WHAT THE TASK ASKS
Pick out the lines below with "JSON" and list them.

DATA IN THIS EXERCISE
★ ★ ★ ★ ★

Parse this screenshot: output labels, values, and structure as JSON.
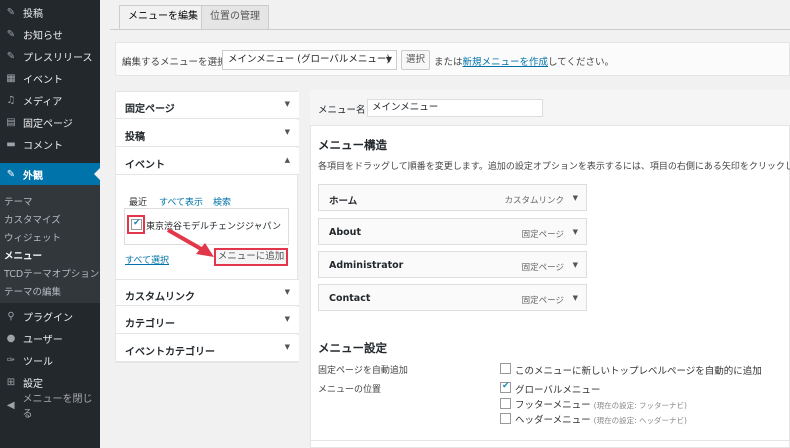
{
  "sidebar": {
    "items": [
      {
        "label": "投稿",
        "icon": "pin-icon"
      },
      {
        "label": "お知らせ",
        "icon": "pin-icon"
      },
      {
        "label": "プレスリリース",
        "icon": "pin-icon"
      },
      {
        "label": "イベント",
        "icon": "calendar-icon"
      },
      {
        "label": "メディア",
        "icon": "media-icon"
      },
      {
        "label": "固定ページ",
        "icon": "page-icon"
      },
      {
        "label": "コメント",
        "icon": "comment-icon"
      },
      {
        "label": "外観",
        "icon": "brush-icon"
      },
      {
        "label": "プラグイン",
        "icon": "plugin-icon"
      },
      {
        "label": "ユーザー",
        "icon": "user-icon"
      },
      {
        "label": "ツール",
        "icon": "wrench-icon"
      },
      {
        "label": "設定",
        "icon": "settings-icon"
      },
      {
        "label": "メニューを閉じる",
        "icon": "collapse-icon"
      }
    ],
    "submenu": [
      "テーマ",
      "カスタマイズ",
      "ウィジェット",
      "メニュー",
      "TCDテーマオプション",
      "テーマの編集"
    ]
  },
  "tabs": [
    "メニューを編集",
    "位置の管理"
  ],
  "manage": {
    "label": "編集するメニューを選択:",
    "selected": "メインメニュー (グローバルメニュー)",
    "select_btn": "選択",
    "or_text": "または",
    "new_link": "新規メニューを作成",
    "tail": "してください。"
  },
  "left_panel": {
    "sections": [
      "固定ページ",
      "投稿",
      "イベント",
      "カスタムリンク",
      "カテゴリー",
      "イベントカテゴリー"
    ],
    "inner_tabs": [
      "最近",
      "すべて表示",
      "検索"
    ],
    "event_item": "東京渋谷モデルチェンジジャパン",
    "select_all": "すべて選択",
    "add_btn": "メニューに追加"
  },
  "right_panel": {
    "name_label": "メニュー名",
    "name_value": "メインメニュー",
    "structure_title": "メニュー構造",
    "structure_desc": "各項目をドラッグして順番を変更します。追加の設定オプションを表示するには、項目の右側にある矢印をクリックします。",
    "entries": [
      {
        "title": "ホーム",
        "type": "カスタムリンク"
      },
      {
        "title": "About",
        "type": "固定ページ"
      },
      {
        "title": "Administrator",
        "type": "固定ページ"
      },
      {
        "title": "Contact",
        "type": "固定ページ"
      }
    ],
    "settings_title": "メニュー設定",
    "auto_add_label": "固定ページを自動追加",
    "auto_add_option": "このメニューに新しいトップレベルページを自動的に追加",
    "location_label": "メニューの位置",
    "locations": [
      {
        "name": "グローバルメニュー",
        "note": "",
        "checked": true
      },
      {
        "name": "フッターメニュー",
        "note": "(現在の設定: フッターナビ)",
        "checked": false
      },
      {
        "name": "ヘッダーメニュー",
        "note": "(現在の設定: ヘッダーナビ)",
        "checked": false
      }
    ]
  },
  "colors": {
    "sidebar": "#23282d",
    "active": "#0073aa",
    "highlight": "#e2374a",
    "link": "#0073aa"
  }
}
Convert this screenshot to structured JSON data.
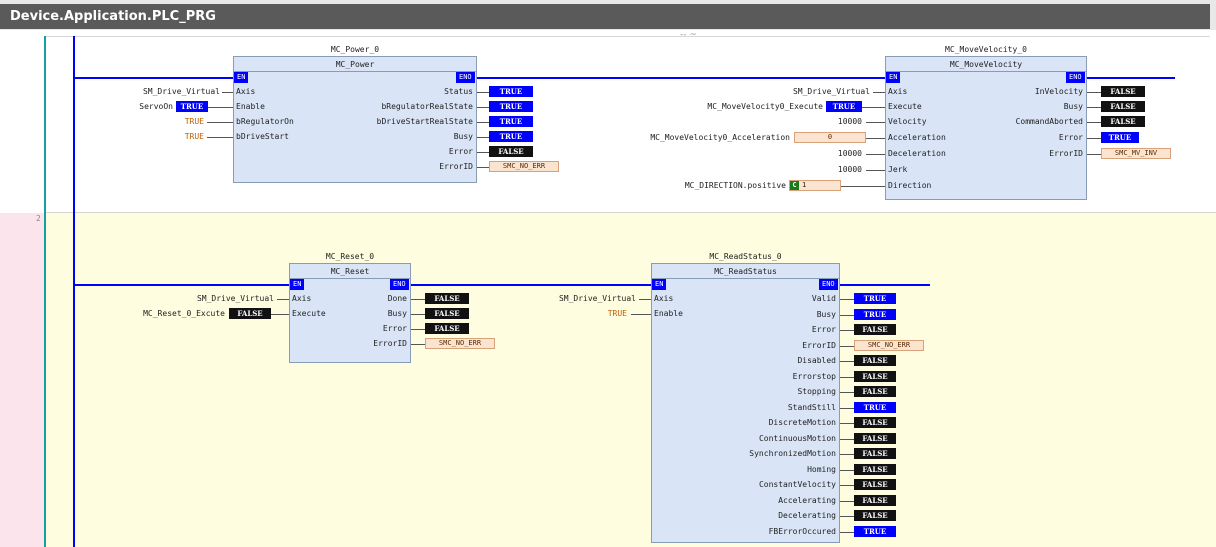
{
  "tab_title": "Device.Application.PLC_PRG",
  "grip": "-- ~",
  "network2_number": "2",
  "mc_power": {
    "instance": "MC_Power_0",
    "type": "MC_Power",
    "en": "EN",
    "eno": "ENO",
    "inputs": [
      {
        "pin": "Axis",
        "var": "SM_Drive_Virtual",
        "value": ""
      },
      {
        "pin": "Enable",
        "var": "ServoOn",
        "value": "TRUE"
      },
      {
        "pin": "bRegulatorOn",
        "var": "",
        "value": "TRUE"
      },
      {
        "pin": "bDriveStart",
        "var": "",
        "value": "TRUE"
      }
    ],
    "outputs": [
      {
        "pin": "Status",
        "value": "TRUE"
      },
      {
        "pin": "bRegulatorRealState",
        "value": "TRUE"
      },
      {
        "pin": "bDriveStartRealState",
        "value": "TRUE"
      },
      {
        "pin": "Busy",
        "value": "TRUE"
      },
      {
        "pin": "Error",
        "value": "FALSE"
      },
      {
        "pin": "ErrorID",
        "value": "SMC_NO_ERR"
      }
    ]
  },
  "mc_move": {
    "instance": "MC_MoveVelocity_0",
    "type": "MC_MoveVelocity",
    "en": "EN",
    "eno": "ENO",
    "inputs": [
      {
        "pin": "Axis",
        "var": "SM_Drive_Virtual",
        "value": ""
      },
      {
        "pin": "Execute",
        "var": "MC_MoveVelocity0_Execute",
        "value": "TRUE"
      },
      {
        "pin": "Velocity",
        "var": "10000",
        "value": ""
      },
      {
        "pin": "Acceleration",
        "var": "MC_MoveVelocity0_Acceleration",
        "value": "0"
      },
      {
        "pin": "Deceleration",
        "var": "10000",
        "value": ""
      },
      {
        "pin": "Jerk",
        "var": "10000",
        "value": ""
      },
      {
        "pin": "Direction",
        "var": "MC_DIRECTION.positive",
        "value": "1"
      }
    ],
    "outputs": [
      {
        "pin": "InVelocity",
        "value": "FALSE"
      },
      {
        "pin": "Busy",
        "value": "FALSE"
      },
      {
        "pin": "CommandAborted",
        "value": "FALSE"
      },
      {
        "pin": "Error",
        "value": "TRUE"
      },
      {
        "pin": "ErrorID",
        "value": "SMC_MV_INV"
      }
    ],
    "direction_badge": "C"
  },
  "mc_reset": {
    "instance": "MC_Reset_0",
    "type": "MC_Reset",
    "en": "EN",
    "eno": "ENO",
    "inputs": [
      {
        "pin": "Axis",
        "var": "SM_Drive_Virtual",
        "value": ""
      },
      {
        "pin": "Execute",
        "var": "MC_Reset_0_Excute",
        "value": "FALSE"
      }
    ],
    "outputs": [
      {
        "pin": "Done",
        "value": "FALSE"
      },
      {
        "pin": "Busy",
        "value": "FALSE"
      },
      {
        "pin": "Error",
        "value": "FALSE"
      },
      {
        "pin": "ErrorID",
        "value": "SMC_NO_ERR"
      }
    ]
  },
  "mc_status": {
    "instance": "MC_ReadStatus_0",
    "type": "MC_ReadStatus",
    "en": "EN",
    "eno": "ENO",
    "inputs": [
      {
        "pin": "Axis",
        "var": "SM_Drive_Virtual",
        "value": ""
      },
      {
        "pin": "Enable",
        "var": "TRUE",
        "value": ""
      }
    ],
    "outputs": [
      {
        "pin": "Valid",
        "value": "TRUE"
      },
      {
        "pin": "Busy",
        "value": "TRUE"
      },
      {
        "pin": "Error",
        "value": "FALSE"
      },
      {
        "pin": "ErrorID",
        "value": "SMC_NO_ERR"
      },
      {
        "pin": "Disabled",
        "value": "FALSE"
      },
      {
        "pin": "Errorstop",
        "value": "FALSE"
      },
      {
        "pin": "Stopping",
        "value": "FALSE"
      },
      {
        "pin": "StandStill",
        "value": "TRUE"
      },
      {
        "pin": "DiscreteMotion",
        "value": "FALSE"
      },
      {
        "pin": "ContinuousMotion",
        "value": "FALSE"
      },
      {
        "pin": "SynchronizedMotion",
        "value": "FALSE"
      },
      {
        "pin": "Homing",
        "value": "FALSE"
      },
      {
        "pin": "ConstantVelocity",
        "value": "FALSE"
      },
      {
        "pin": "Accelerating",
        "value": "FALSE"
      },
      {
        "pin": "Decelerating",
        "value": "FALSE"
      },
      {
        "pin": "FBErrorOccured",
        "value": "TRUE"
      }
    ]
  }
}
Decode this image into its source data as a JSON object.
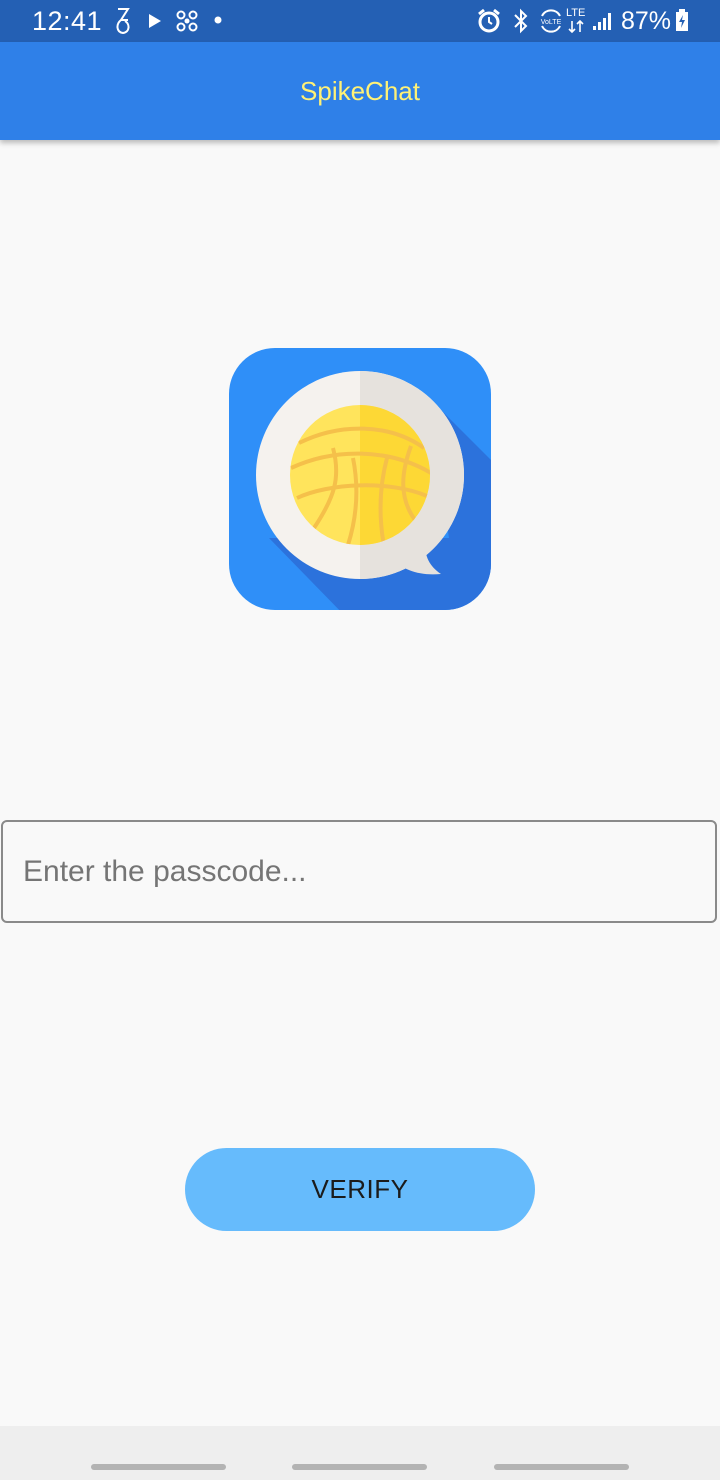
{
  "status_bar": {
    "time": "12:41",
    "battery_percent": "87%",
    "network_label": "LTE",
    "left_icons": [
      "ring-icon",
      "play-icon",
      "fan-icon",
      "dot-icon"
    ],
    "right_icons": [
      "alarm-icon",
      "bluetooth-icon",
      "volte-icon",
      "lte-icon",
      "signal-icon",
      "battery-charging-icon"
    ]
  },
  "app_bar": {
    "title": "SpikeChat",
    "title_color": "#fff176",
    "background_color": "#2f80e8"
  },
  "logo": {
    "icon": "volleyball-chat-bubble-logo",
    "background_color": "#2f8ff8",
    "ball_color": "#fdd835"
  },
  "passcode": {
    "placeholder": "Enter the passcode...",
    "value": ""
  },
  "verify_button": {
    "label": "VERIFY",
    "color": "#66bbfc"
  },
  "nav_bar": {
    "handles": 3
  }
}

★ ★ ★ ★ ★

REPLY TO THE TASK
Parse this screenshot: output labels, values, and structure as JSON.
Convert this screenshot to structured JSON data.
Decode this image into its source data as a JSON object.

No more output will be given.